*Stated task:* Answer with nothing but the number of lines that include the word "chip".

*Extracted entries:*
......

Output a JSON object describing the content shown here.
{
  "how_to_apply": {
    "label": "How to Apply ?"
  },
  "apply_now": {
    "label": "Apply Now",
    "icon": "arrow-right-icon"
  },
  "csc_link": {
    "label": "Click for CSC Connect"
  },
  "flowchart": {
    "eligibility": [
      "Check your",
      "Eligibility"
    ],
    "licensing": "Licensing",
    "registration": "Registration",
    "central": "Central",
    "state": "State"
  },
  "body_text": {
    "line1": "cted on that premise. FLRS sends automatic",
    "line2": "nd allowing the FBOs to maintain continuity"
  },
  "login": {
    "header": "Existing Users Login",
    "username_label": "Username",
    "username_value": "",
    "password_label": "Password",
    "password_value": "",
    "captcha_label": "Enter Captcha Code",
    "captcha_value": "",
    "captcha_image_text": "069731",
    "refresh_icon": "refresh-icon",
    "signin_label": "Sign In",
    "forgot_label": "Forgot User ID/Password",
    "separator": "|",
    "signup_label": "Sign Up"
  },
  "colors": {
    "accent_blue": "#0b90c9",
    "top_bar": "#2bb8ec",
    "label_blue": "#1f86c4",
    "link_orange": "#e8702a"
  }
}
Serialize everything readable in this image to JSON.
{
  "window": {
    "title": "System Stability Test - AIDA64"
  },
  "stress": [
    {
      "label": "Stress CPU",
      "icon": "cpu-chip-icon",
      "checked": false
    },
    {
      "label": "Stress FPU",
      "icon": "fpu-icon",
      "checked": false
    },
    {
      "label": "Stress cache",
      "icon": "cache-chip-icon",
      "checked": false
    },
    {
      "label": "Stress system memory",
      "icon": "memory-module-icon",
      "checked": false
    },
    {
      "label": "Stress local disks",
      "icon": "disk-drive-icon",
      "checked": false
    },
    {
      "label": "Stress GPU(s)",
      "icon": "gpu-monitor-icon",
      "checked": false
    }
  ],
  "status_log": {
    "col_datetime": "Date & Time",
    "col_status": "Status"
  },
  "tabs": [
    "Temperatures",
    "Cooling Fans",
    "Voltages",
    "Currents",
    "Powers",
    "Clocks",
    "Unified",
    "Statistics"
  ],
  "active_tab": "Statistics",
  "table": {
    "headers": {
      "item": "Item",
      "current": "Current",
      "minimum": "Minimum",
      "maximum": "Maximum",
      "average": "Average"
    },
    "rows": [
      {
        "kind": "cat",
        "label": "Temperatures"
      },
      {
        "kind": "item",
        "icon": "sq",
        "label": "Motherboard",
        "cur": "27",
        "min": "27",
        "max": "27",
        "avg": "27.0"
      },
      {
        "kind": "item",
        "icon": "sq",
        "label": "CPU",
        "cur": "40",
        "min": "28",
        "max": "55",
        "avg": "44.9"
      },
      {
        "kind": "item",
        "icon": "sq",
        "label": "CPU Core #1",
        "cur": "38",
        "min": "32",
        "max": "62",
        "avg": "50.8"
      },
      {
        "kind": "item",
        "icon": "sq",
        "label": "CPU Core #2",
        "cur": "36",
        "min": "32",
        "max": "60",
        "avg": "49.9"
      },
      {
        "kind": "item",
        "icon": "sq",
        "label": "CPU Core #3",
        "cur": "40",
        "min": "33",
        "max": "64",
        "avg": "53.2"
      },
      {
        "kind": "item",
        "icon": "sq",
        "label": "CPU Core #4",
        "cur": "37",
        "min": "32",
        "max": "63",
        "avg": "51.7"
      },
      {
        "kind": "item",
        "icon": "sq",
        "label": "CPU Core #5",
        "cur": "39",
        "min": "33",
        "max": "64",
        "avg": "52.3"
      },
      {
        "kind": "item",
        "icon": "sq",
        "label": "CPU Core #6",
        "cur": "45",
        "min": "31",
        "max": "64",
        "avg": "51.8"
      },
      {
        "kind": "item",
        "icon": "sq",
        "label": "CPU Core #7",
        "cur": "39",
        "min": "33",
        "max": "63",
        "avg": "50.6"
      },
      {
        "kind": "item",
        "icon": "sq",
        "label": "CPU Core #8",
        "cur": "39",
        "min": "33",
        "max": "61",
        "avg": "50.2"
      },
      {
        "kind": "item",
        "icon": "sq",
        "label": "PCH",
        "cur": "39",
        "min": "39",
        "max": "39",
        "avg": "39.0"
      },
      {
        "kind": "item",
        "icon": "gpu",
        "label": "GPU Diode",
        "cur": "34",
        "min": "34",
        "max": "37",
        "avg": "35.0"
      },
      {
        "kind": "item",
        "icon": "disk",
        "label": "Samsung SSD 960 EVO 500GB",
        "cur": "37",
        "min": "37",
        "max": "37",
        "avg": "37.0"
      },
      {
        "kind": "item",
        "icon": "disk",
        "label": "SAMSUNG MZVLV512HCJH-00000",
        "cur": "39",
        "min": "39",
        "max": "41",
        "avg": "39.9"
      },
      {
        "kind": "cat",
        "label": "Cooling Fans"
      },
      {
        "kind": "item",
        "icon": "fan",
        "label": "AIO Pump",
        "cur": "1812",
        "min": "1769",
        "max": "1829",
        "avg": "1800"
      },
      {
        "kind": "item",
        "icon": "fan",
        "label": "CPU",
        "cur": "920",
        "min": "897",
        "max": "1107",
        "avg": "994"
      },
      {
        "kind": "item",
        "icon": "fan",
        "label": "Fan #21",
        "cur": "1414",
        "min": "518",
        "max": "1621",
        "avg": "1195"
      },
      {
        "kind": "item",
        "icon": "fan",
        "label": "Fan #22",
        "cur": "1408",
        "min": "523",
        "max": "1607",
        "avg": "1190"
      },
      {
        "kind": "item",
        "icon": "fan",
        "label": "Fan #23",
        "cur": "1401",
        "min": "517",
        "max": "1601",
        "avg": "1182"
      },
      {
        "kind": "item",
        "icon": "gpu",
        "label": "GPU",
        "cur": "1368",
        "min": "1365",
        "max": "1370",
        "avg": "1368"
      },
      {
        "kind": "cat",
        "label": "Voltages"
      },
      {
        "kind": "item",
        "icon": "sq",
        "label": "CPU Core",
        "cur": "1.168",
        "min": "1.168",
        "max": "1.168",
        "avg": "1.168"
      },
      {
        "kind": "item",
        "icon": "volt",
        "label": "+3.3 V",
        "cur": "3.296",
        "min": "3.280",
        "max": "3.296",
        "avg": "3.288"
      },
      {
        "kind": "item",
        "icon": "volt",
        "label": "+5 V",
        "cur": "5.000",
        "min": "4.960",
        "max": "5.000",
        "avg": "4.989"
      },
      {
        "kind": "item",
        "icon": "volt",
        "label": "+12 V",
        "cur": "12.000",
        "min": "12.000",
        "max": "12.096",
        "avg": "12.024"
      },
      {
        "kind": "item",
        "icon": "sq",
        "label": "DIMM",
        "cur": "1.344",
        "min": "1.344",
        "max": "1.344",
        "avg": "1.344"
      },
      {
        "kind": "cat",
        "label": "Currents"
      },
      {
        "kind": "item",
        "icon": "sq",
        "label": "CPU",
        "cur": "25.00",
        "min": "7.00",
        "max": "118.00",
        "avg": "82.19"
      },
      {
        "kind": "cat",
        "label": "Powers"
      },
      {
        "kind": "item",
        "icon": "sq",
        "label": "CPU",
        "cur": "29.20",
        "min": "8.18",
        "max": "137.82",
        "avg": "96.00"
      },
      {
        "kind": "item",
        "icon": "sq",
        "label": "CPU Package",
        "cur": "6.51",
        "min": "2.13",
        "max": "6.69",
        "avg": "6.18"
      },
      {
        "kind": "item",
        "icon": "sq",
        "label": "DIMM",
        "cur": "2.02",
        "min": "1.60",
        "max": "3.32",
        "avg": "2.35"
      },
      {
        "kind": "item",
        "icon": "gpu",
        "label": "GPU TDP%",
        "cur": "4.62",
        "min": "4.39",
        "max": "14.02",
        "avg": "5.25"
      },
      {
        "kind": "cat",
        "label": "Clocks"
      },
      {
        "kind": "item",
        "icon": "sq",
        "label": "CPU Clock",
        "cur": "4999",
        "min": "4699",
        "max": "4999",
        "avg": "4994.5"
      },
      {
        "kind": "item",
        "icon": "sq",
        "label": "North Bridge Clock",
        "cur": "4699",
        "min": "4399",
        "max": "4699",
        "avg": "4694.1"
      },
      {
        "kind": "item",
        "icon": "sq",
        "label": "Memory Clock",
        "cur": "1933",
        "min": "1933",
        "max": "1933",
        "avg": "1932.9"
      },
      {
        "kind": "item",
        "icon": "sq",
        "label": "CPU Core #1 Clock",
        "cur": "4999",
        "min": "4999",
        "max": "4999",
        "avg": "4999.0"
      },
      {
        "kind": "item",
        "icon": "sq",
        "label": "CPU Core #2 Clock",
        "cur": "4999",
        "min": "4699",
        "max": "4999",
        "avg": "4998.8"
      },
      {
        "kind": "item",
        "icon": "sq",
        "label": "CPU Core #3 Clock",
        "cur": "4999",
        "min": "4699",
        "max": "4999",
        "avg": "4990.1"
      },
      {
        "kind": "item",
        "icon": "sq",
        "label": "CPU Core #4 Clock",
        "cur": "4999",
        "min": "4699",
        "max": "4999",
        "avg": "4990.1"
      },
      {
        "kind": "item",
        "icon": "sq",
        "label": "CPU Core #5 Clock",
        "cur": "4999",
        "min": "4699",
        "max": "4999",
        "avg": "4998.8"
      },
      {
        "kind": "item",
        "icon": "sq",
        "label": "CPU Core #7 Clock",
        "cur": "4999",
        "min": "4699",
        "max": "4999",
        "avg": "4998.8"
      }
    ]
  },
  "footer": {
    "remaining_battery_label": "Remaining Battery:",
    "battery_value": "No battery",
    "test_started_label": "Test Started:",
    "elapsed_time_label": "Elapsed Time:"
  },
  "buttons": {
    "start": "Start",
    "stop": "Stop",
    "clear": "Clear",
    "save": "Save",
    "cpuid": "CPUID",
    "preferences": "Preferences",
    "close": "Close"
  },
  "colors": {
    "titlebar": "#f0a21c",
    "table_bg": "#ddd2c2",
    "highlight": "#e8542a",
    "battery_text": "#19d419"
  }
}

......

*Solution for this problem:* 2